## Set problem
Search the data for the word "sprośne" and copy every line where it occurs.
— begin —
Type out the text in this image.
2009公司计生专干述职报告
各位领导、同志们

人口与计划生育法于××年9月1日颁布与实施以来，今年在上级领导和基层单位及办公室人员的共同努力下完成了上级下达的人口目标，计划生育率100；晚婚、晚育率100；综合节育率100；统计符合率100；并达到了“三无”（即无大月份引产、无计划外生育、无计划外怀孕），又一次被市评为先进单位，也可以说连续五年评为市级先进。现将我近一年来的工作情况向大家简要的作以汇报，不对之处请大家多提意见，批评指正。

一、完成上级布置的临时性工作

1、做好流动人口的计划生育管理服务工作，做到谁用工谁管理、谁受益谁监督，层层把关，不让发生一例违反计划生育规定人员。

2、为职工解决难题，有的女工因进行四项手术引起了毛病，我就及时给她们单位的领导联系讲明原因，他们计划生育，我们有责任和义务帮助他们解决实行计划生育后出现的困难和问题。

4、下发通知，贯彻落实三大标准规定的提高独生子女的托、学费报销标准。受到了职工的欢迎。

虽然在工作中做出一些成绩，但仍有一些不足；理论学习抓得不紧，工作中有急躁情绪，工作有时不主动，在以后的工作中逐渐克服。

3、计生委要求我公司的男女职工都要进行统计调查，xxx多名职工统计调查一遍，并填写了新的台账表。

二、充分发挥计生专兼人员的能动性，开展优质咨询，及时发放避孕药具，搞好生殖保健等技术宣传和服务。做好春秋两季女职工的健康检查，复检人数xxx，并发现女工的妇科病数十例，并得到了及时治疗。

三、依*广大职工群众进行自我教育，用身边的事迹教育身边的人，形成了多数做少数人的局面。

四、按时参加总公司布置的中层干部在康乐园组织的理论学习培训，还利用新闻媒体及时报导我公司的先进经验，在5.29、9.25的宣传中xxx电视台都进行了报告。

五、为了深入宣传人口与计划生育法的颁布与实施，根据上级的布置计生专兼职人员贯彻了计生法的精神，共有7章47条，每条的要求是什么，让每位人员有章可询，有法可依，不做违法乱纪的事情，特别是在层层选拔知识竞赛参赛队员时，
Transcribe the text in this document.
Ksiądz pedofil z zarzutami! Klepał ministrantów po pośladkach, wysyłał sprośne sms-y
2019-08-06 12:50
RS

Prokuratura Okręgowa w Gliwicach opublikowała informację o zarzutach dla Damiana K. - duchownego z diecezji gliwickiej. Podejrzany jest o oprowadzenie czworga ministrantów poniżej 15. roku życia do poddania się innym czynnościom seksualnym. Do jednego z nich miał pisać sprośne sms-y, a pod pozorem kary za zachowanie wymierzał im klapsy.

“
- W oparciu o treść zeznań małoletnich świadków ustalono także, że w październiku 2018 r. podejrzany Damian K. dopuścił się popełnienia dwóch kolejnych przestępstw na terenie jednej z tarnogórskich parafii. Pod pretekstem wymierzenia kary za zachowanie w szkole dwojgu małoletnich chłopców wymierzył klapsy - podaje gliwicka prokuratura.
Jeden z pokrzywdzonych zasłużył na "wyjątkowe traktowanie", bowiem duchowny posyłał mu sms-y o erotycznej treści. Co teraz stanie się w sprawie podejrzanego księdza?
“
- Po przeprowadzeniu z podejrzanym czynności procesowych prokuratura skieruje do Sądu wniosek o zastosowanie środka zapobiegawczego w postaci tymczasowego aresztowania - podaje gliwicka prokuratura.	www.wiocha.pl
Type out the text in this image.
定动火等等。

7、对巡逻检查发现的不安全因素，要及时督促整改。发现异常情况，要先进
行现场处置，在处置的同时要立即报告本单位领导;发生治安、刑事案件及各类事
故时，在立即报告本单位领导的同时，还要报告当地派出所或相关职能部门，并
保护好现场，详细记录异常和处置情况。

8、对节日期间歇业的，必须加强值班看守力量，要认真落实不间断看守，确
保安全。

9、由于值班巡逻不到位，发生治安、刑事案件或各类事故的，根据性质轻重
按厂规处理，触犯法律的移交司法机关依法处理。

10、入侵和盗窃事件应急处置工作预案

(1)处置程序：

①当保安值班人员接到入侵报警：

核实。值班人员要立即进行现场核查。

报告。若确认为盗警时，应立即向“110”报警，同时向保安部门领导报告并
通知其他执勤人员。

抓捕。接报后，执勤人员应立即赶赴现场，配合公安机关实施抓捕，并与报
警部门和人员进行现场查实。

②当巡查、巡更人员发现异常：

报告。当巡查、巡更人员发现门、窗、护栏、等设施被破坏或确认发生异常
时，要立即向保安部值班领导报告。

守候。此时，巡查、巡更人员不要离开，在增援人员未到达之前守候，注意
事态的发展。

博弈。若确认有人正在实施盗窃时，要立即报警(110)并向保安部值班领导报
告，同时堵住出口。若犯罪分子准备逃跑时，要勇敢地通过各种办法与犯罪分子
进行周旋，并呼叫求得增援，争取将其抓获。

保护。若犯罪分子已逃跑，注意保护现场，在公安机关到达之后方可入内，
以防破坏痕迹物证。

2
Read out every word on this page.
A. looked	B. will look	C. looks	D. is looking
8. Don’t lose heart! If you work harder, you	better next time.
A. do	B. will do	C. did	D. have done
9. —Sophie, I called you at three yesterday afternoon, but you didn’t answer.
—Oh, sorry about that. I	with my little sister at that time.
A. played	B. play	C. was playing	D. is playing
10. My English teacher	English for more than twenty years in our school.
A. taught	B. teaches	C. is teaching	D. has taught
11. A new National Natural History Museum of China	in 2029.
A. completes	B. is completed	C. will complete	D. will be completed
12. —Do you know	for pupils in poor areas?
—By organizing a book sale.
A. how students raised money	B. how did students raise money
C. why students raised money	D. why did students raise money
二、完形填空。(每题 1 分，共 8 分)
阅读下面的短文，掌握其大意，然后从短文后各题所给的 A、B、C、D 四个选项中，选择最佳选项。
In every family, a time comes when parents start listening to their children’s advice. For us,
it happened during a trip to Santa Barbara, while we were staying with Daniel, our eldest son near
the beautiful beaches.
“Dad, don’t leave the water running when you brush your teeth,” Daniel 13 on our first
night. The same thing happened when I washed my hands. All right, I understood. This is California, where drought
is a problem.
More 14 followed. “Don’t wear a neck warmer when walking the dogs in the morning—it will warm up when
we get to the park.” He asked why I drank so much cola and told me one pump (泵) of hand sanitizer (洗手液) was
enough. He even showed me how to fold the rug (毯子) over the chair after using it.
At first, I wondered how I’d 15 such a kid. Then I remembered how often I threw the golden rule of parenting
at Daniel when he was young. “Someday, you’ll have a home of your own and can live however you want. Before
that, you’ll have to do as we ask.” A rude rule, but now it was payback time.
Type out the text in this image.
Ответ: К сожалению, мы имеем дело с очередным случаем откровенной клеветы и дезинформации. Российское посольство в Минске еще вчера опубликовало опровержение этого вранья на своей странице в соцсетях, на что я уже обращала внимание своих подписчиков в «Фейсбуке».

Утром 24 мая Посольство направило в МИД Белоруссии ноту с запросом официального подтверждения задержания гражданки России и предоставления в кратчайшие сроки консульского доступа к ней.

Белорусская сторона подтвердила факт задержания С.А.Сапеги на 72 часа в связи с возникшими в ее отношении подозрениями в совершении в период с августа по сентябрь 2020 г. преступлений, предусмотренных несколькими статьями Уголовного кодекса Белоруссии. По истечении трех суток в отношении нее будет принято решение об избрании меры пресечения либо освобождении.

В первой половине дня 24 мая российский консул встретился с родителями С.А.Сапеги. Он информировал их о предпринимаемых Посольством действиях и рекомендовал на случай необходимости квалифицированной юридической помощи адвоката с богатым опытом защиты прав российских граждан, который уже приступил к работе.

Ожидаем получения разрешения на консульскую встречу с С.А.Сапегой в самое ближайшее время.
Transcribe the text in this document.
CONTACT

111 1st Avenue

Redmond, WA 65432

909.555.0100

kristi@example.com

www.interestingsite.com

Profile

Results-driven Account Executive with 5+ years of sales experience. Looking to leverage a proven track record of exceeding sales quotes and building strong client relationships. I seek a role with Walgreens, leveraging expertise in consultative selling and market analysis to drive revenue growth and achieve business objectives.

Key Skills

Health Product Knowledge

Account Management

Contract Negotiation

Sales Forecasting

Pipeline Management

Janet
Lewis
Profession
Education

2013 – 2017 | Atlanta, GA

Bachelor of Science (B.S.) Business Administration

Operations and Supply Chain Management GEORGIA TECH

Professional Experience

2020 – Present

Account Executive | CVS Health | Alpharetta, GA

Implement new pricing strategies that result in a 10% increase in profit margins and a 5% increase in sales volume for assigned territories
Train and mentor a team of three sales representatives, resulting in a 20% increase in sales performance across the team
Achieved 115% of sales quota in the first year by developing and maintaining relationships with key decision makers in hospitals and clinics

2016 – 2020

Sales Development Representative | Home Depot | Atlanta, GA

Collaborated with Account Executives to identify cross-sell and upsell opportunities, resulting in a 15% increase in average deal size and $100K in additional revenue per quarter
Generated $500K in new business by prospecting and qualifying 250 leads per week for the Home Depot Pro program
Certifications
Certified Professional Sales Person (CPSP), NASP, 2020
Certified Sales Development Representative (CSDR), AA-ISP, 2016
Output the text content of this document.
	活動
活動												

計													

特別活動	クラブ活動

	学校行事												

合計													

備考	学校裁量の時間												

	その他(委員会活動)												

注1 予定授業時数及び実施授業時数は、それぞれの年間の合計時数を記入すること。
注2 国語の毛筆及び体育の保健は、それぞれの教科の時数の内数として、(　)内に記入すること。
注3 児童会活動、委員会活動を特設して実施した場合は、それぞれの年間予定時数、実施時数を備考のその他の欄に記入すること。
— end —
## In response
Ksiądz pedofil z zarzutami! Klepał ministrantów po pośladkach, wysyłał sprośne sms-y
Prokuratura Okręgowa w Gliwicach opublikowała informację o zarzutach dla Damiana K. - duchownego z diecezji gliwickiej. Podejrzany jest o oprowadzenie czworga ministrantów poniżej 15. roku życia do poddania się innym czynnościom seksualnym. Do jednego z nich miał pisać sprośne sms-y, a pod pozorem kary za zachowanie wymierzał im klapsy.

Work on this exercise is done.